#### Given data:
--
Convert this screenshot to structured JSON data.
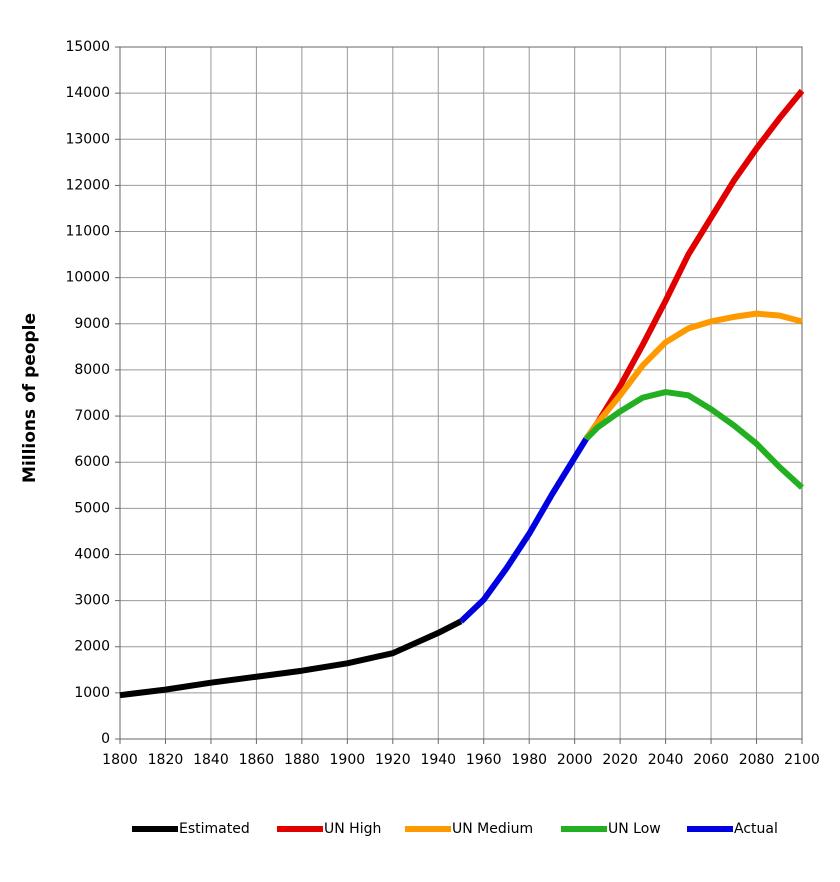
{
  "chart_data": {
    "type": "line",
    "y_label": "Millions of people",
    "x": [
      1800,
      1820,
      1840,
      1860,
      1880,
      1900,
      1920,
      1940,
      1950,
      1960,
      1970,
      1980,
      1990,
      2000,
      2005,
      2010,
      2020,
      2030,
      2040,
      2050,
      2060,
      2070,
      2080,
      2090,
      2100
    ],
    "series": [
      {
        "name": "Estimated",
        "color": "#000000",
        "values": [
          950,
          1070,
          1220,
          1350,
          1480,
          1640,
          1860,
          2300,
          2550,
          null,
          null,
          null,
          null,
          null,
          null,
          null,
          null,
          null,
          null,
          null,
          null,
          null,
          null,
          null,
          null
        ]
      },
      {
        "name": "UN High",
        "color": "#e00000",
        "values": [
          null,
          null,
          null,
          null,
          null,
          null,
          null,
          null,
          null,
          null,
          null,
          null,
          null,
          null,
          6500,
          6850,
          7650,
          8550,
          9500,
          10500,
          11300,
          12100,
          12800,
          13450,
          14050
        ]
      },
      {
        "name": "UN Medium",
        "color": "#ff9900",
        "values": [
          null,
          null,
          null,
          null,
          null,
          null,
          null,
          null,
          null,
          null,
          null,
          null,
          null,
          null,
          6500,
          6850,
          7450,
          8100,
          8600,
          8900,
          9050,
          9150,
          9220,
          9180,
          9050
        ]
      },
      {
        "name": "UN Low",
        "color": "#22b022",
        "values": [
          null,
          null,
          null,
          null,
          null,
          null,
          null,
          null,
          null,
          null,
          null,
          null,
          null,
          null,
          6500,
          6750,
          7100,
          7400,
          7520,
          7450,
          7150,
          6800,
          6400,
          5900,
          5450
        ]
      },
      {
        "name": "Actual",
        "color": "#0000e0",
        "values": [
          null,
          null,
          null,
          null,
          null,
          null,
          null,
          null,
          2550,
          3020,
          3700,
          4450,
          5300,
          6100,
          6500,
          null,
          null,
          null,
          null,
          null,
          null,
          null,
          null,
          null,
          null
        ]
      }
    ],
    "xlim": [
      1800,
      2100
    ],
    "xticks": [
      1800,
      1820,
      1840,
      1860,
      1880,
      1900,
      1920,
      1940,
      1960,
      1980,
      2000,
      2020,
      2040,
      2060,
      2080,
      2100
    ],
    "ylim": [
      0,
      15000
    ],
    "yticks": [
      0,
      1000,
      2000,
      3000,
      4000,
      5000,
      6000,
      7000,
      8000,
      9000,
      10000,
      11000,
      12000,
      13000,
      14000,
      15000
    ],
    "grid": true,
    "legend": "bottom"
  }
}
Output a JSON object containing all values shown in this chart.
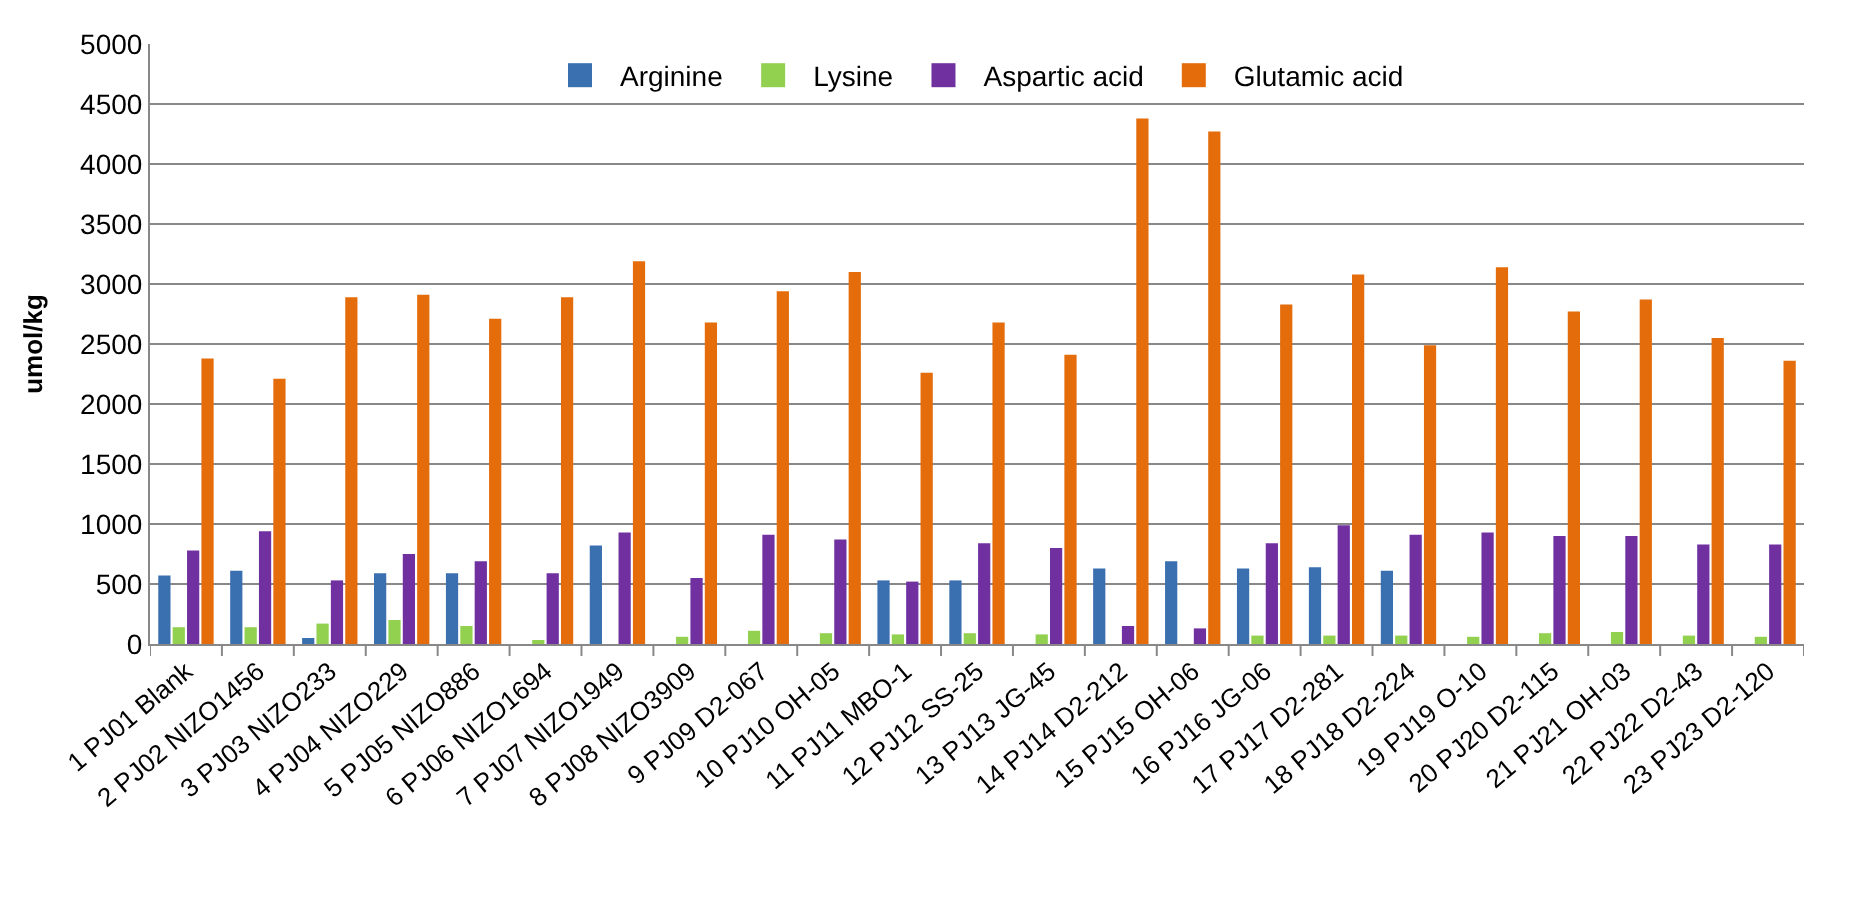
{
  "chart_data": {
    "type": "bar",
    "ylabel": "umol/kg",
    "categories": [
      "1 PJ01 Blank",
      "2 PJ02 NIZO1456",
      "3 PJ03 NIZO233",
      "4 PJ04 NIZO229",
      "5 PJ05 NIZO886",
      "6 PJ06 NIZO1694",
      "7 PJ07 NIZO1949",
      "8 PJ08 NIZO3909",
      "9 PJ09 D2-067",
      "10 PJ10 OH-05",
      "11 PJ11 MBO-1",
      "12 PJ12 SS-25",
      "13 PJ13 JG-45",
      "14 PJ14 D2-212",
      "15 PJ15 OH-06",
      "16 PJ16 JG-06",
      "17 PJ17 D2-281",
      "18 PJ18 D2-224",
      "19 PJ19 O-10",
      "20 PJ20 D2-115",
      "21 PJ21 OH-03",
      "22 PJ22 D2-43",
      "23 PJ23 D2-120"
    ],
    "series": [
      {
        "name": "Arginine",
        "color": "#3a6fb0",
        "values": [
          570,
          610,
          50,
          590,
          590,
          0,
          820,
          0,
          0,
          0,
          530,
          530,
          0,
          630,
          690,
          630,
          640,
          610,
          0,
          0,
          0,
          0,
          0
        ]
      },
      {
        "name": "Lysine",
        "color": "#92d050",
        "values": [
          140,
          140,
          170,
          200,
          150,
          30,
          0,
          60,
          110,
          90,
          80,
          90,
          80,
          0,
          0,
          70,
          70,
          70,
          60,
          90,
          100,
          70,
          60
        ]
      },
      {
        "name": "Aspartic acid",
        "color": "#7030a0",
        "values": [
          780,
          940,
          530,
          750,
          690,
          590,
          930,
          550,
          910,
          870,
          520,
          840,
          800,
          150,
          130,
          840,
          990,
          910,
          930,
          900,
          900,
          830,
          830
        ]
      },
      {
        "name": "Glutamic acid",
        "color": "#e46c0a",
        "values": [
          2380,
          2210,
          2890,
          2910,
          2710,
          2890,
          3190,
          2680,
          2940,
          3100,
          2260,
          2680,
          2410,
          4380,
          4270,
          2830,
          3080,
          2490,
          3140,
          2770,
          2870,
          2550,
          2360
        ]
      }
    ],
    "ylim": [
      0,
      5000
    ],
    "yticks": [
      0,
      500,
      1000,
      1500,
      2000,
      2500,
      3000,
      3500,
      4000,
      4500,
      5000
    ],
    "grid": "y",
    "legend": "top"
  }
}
--
#### Stated exercise:
Using the records above, select and copy every line that has the word "color".

#### Result:
        "color": "#000000",
        "color": "#e00000",
        "color": "#ff9900",
        "color": "#22b022",
        "color": "#0000e0",
        "color": "#3a6fb0",
        "color": "#92d050",
        "color": "#7030a0",
        "color": "#e46c0a",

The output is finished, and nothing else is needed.